**Instructions to follow:** In how many lines of the records does the word "volume" appear? Reply with the number and nothing else.

|---|

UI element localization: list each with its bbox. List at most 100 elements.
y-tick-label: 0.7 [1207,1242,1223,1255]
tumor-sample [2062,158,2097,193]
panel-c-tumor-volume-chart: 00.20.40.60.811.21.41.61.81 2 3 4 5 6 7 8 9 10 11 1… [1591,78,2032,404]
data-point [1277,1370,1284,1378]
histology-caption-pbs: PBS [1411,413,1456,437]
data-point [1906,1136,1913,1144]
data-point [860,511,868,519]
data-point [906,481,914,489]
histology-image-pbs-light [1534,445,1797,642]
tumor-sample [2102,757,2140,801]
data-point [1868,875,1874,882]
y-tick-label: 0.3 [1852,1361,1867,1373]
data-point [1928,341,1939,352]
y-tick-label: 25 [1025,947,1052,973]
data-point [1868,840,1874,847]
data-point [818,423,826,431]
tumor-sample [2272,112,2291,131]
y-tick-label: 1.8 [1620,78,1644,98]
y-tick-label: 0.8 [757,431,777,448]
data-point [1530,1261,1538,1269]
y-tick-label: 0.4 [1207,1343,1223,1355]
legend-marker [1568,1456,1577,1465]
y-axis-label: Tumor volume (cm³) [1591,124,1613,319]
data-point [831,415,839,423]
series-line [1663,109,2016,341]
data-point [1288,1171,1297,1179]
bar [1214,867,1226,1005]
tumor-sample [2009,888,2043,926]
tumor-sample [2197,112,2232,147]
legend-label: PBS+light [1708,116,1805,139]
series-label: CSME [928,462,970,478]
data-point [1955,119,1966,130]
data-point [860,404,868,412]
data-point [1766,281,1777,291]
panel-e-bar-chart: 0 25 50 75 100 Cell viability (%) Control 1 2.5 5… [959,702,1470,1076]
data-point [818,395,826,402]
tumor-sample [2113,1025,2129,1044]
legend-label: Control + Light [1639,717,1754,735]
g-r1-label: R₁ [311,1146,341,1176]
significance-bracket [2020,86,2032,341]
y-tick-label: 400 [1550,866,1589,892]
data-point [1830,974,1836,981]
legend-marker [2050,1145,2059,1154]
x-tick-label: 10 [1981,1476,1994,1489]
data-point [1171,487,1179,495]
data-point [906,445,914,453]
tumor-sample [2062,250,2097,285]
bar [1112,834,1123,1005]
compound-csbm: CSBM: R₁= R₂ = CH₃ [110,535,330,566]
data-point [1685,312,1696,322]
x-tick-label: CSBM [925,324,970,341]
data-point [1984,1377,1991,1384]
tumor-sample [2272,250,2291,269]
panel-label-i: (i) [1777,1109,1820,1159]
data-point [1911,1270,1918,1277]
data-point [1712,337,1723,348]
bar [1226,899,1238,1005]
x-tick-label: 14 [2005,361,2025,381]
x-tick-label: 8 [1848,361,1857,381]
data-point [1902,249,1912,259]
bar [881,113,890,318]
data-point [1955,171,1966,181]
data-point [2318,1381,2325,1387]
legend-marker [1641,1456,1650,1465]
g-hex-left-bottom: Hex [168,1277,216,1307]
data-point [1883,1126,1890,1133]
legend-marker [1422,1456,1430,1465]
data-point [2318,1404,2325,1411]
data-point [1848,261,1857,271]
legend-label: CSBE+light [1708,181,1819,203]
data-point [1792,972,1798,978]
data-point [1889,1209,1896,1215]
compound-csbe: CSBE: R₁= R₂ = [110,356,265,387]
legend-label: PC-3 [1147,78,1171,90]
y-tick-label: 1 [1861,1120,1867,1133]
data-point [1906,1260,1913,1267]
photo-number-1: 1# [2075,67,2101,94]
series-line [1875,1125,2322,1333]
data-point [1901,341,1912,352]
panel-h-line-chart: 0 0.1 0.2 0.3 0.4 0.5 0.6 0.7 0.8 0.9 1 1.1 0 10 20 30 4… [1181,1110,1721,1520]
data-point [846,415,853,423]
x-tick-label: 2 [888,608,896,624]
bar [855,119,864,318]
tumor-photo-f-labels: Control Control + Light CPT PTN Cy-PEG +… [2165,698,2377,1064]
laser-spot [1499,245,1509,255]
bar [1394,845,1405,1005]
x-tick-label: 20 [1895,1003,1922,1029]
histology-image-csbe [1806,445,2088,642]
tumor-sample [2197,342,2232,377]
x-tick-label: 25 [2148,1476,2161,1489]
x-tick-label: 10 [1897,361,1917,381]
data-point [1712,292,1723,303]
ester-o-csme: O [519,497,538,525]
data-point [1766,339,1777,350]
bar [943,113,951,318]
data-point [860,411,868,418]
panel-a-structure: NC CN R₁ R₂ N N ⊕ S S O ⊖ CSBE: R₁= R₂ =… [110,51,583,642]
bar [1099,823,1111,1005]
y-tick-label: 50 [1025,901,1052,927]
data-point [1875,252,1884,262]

|---|

**Result of this exercise:** 2